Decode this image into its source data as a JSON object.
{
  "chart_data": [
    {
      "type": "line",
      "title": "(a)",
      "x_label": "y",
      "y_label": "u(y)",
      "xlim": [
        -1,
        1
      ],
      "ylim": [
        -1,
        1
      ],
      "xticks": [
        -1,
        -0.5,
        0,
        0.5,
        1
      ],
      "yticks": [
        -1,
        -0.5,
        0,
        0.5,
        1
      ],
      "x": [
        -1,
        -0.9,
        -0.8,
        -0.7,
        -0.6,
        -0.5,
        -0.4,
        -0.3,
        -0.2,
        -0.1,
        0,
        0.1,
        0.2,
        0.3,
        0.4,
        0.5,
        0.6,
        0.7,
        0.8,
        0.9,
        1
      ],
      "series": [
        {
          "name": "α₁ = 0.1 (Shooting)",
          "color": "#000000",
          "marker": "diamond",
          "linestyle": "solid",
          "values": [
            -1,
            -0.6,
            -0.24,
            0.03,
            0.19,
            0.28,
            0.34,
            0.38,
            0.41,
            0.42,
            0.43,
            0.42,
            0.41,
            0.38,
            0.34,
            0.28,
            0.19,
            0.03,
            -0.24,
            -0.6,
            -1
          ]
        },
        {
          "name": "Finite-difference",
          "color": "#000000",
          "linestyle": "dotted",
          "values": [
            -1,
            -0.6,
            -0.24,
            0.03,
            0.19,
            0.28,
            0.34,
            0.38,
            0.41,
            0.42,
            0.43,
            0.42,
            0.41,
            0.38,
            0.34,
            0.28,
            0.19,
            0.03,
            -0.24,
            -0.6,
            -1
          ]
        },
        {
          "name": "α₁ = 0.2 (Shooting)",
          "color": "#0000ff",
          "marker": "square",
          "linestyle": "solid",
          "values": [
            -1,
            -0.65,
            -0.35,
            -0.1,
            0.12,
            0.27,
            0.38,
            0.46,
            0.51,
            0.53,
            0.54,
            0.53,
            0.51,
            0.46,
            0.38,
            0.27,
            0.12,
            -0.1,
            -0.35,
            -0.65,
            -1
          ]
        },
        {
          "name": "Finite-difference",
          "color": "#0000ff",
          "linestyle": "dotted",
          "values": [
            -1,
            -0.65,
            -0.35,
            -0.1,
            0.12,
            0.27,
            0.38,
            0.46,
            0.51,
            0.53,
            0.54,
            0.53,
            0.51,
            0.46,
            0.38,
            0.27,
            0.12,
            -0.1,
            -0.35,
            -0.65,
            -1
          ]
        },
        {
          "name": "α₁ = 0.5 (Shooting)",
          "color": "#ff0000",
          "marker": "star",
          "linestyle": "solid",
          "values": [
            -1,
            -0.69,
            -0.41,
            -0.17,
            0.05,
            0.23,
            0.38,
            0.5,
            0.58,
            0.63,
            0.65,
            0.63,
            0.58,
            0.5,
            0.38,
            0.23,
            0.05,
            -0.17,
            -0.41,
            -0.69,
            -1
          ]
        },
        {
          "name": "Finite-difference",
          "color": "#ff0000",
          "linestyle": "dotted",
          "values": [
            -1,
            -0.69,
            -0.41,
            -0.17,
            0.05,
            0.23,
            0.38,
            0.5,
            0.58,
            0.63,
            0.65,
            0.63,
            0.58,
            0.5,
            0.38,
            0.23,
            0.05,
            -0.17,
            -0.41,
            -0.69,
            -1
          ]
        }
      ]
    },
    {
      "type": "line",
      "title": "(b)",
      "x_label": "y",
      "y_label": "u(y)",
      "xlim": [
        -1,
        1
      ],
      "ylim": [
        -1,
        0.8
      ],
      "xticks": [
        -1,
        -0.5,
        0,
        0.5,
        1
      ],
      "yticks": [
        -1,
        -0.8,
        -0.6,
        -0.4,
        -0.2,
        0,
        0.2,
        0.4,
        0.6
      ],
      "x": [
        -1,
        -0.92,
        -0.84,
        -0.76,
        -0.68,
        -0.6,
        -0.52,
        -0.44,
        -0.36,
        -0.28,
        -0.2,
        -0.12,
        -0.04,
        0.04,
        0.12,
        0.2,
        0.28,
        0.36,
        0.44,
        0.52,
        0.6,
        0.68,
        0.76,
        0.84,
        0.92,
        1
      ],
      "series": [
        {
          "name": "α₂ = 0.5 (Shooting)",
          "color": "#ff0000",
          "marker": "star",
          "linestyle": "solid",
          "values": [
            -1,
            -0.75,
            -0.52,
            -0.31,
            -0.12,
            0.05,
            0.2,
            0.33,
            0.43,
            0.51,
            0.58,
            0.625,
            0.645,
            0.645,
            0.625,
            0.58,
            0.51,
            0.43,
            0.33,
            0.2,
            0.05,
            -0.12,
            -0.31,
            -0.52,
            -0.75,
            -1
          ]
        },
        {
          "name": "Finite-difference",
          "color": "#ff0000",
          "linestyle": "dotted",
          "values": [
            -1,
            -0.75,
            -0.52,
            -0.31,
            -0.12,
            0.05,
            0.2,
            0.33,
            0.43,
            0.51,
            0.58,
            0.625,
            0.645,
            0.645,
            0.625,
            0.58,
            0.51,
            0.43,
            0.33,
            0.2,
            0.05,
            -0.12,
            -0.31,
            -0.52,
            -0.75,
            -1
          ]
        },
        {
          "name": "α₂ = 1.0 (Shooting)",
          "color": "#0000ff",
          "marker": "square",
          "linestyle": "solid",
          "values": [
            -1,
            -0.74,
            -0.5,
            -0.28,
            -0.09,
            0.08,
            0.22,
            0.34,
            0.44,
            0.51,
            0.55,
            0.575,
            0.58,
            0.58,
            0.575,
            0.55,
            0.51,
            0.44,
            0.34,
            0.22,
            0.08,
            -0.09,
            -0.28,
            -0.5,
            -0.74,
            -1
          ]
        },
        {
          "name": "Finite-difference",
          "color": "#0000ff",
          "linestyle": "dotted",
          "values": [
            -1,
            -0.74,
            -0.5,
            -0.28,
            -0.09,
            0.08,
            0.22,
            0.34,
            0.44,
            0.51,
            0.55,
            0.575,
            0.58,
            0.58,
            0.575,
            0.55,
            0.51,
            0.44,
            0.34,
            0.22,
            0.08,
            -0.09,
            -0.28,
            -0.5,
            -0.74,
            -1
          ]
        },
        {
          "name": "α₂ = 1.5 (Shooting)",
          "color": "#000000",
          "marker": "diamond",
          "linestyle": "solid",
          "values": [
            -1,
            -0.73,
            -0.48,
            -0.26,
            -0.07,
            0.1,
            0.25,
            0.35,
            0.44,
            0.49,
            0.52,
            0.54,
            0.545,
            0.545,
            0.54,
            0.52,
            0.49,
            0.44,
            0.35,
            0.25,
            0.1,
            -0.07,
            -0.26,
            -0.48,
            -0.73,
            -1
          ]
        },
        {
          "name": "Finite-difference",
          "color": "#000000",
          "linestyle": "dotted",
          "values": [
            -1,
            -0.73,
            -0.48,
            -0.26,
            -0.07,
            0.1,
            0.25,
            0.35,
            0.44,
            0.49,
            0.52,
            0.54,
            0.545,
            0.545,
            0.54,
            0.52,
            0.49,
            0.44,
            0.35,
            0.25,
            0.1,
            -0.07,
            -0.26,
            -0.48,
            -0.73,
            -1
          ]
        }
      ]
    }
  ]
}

══════════════════════════════

=== TASK REQUIREMENTS ===
Write the data out again in full and exactly.

=== RESULT OF THE EXERCISE ===
Decode this image into its source data as a JSON object.
{
  "chart_data": [
    {
      "type": "line",
      "title": "(a)",
      "x_label": "y",
      "y_label": "u(y)",
      "xlim": [
        -1,
        1
      ],
      "ylim": [
        -1,
        1
      ],
      "xticks": [
        -1,
        -0.5,
        0,
        0.5,
        1
      ],
      "yticks": [
        -1,
        -0.5,
        0,
        0.5,
        1
      ],
      "x": [
        -1,
        -0.9,
        -0.8,
        -0.7,
        -0.6,
        -0.5,
        -0.4,
        -0.3,
        -0.2,
        -0.1,
        0,
        0.1,
        0.2,
        0.3,
        0.4,
        0.5,
        0.6,
        0.7,
        0.8,
        0.9,
        1
      ],
      "series": [
        {
          "name": "α₁ = 0.1 (Shooting)",
          "color": "#000000",
          "marker": "diamond",
          "linestyle": "solid",
          "values": [
            -1,
            -0.6,
            -0.24,
            0.03,
            0.19,
            0.28,
            0.34,
            0.38,
            0.41,
            0.42,
            0.43,
            0.42,
            0.41,
            0.38,
            0.34,
            0.28,
            0.19,
            0.03,
            -0.24,
            -0.6,
            -1
          ]
        },
        {
          "name": "Finite-difference",
          "color": "#000000",
          "linestyle": "dotted",
          "values": [
            -1,
            -0.6,
            -0.24,
            0.03,
            0.19,
            0.28,
            0.34,
            0.38,
            0.41,
            0.42,
            0.43,
            0.42,
            0.41,
            0.38,
            0.34,
            0.28,
            0.19,
            0.03,
            -0.24,
            -0.6,
            -1
          ]
        },
        {
          "name": "α₁ = 0.2 (Shooting)",
          "color": "#0000ff",
          "marker": "square",
          "linestyle": "solid",
          "values": [
            -1,
            -0.65,
            -0.35,
            -0.1,
            0.12,
            0.27,
            0.38,
            0.46,
            0.51,
            0.53,
            0.54,
            0.53,
            0.51,
            0.46,
            0.38,
            0.27,
            0.12,
            -0.1,
            -0.35,
            -0.65,
            -1
          ]
        },
        {
          "name": "Finite-difference",
          "color": "#0000ff",
          "linestyle": "dotted",
          "values": [
            -1,
            -0.65,
            -0.35,
            -0.1,
            0.12,
            0.27,
            0.38,
            0.46,
            0.51,
            0.53,
            0.54,
            0.53,
            0.51,
            0.46,
            0.38,
            0.27,
            0.12,
            -0.1,
            -0.35,
            -0.65,
            -1
          ]
        },
        {
          "name": "α₁ = 0.5 (Shooting)",
          "color": "#ff0000",
          "marker": "star",
          "linestyle": "solid",
          "values": [
            -1,
            -0.69,
            -0.41,
            -0.17,
            0.05,
            0.23,
            0.38,
            0.5,
            0.58,
            0.63,
            0.65,
            0.63,
            0.58,
            0.5,
            0.38,
            0.23,
            0.05,
            -0.17,
            -0.41,
            -0.69,
            -1
          ]
        },
        {
          "name": "Finite-difference",
          "color": "#ff0000",
          "linestyle": "dotted",
          "values": [
            -1,
            -0.69,
            -0.41,
            -0.17,
            0.05,
            0.23,
            0.38,
            0.5,
            0.58,
            0.63,
            0.65,
            0.63,
            0.58,
            0.5,
            0.38,
            0.23,
            0.05,
            -0.17,
            -0.41,
            -0.69,
            -1
          ]
        }
      ]
    },
    {
      "type": "line",
      "title": "(b)",
      "x_label": "y",
      "y_label": "u(y)",
      "xlim": [
        -1,
        1
      ],
      "ylim": [
        -1,
        0.8
      ],
      "xticks": [
        -1,
        -0.5,
        0,
        0.5,
        1
      ],
      "yticks": [
        -1,
        -0.8,
        -0.6,
        -0.4,
        -0.2,
        0,
        0.2,
        0.4,
        0.6
      ],
      "x": [
        -1,
        -0.92,
        -0.84,
        -0.76,
        -0.68,
        -0.6,
        -0.52,
        -0.44,
        -0.36,
        -0.28,
        -0.2,
        -0.12,
        -0.04,
        0.04,
        0.12,
        0.2,
        0.28,
        0.36,
        0.44,
        0.52,
        0.6,
        0.68,
        0.76,
        0.84,
        0.92,
        1
      ],
      "series": [
        {
          "name": "α₂ = 0.5 (Shooting)",
          "color": "#ff0000",
          "marker": "star",
          "linestyle": "solid",
          "values": [
            -1,
            -0.75,
            -0.52,
            -0.31,
            -0.12,
            0.05,
            0.2,
            0.33,
            0.43,
            0.51,
            0.58,
            0.625,
            0.645,
            0.645,
            0.625,
            0.58,
            0.51,
            0.43,
            0.33,
            0.2,
            0.05,
            -0.12,
            -0.31,
            -0.52,
            -0.75,
            -1
          ]
        },
        {
          "name": "Finite-difference",
          "color": "#ff0000",
          "linestyle": "dotted",
          "values": [
            -1,
            -0.75,
            -0.52,
            -0.31,
            -0.12,
            0.05,
            0.2,
            0.33,
            0.43,
            0.51,
            0.58,
            0.625,
            0.645,
            0.645,
            0.625,
            0.58,
            0.51,
            0.43,
            0.33,
            0.2,
            0.05,
            -0.12,
            -0.31,
            -0.52,
            -0.75,
            -1
          ]
        },
        {
          "name": "α₂ = 1.0 (Shooting)",
          "color": "#0000ff",
          "marker": "square",
          "linestyle": "solid",
          "values": [
            -1,
            -0.74,
            -0.5,
            -0.28,
            -0.09,
            0.08,
            0.22,
            0.34,
            0.44,
            0.51,
            0.55,
            0.575,
            0.58,
            0.58,
            0.575,
            0.55,
            0.51,
            0.44,
            0.34,
            0.22,
            0.08,
            -0.09,
            -0.28,
            -0.5,
            -0.74,
            -1
          ]
        },
        {
          "name": "Finite-difference",
          "color": "#0000ff",
          "linestyle": "dotted",
          "values": [
            -1,
            -0.74,
            -0.5,
            -0.28,
            -0.09,
            0.08,
            0.22,
            0.34,
            0.44,
            0.51,
            0.55,
            0.575,
            0.58,
            0.58,
            0.575,
            0.55,
            0.51,
            0.44,
            0.34,
            0.22,
            0.08,
            -0.09,
            -0.28,
            -0.5,
            -0.74,
            -1
          ]
        },
        {
          "name": "α₂ = 1.5 (Shooting)",
          "color": "#000000",
          "marker": "diamond",
          "linestyle": "solid",
          "values": [
            -1,
            -0.73,
            -0.48,
            -0.26,
            -0.07,
            0.1,
            0.25,
            0.35,
            0.44,
            0.49,
            0.52,
            0.54,
            0.545,
            0.545,
            0.54,
            0.52,
            0.49,
            0.44,
            0.35,
            0.25,
            0.1,
            -0.07,
            -0.26,
            -0.48,
            -0.73,
            -1
          ]
        },
        {
          "name": "Finite-difference",
          "color": "#000000",
          "linestyle": "dotted",
          "values": [
            -1,
            -0.73,
            -0.48,
            -0.26,
            -0.07,
            0.1,
            0.25,
            0.35,
            0.44,
            0.49,
            0.52,
            0.54,
            0.545,
            0.545,
            0.54,
            0.52,
            0.49,
            0.44,
            0.35,
            0.25,
            0.1,
            -0.07,
            -0.26,
            -0.48,
            -0.73,
            -1
          ]
        }
      ]
    }
  ]
}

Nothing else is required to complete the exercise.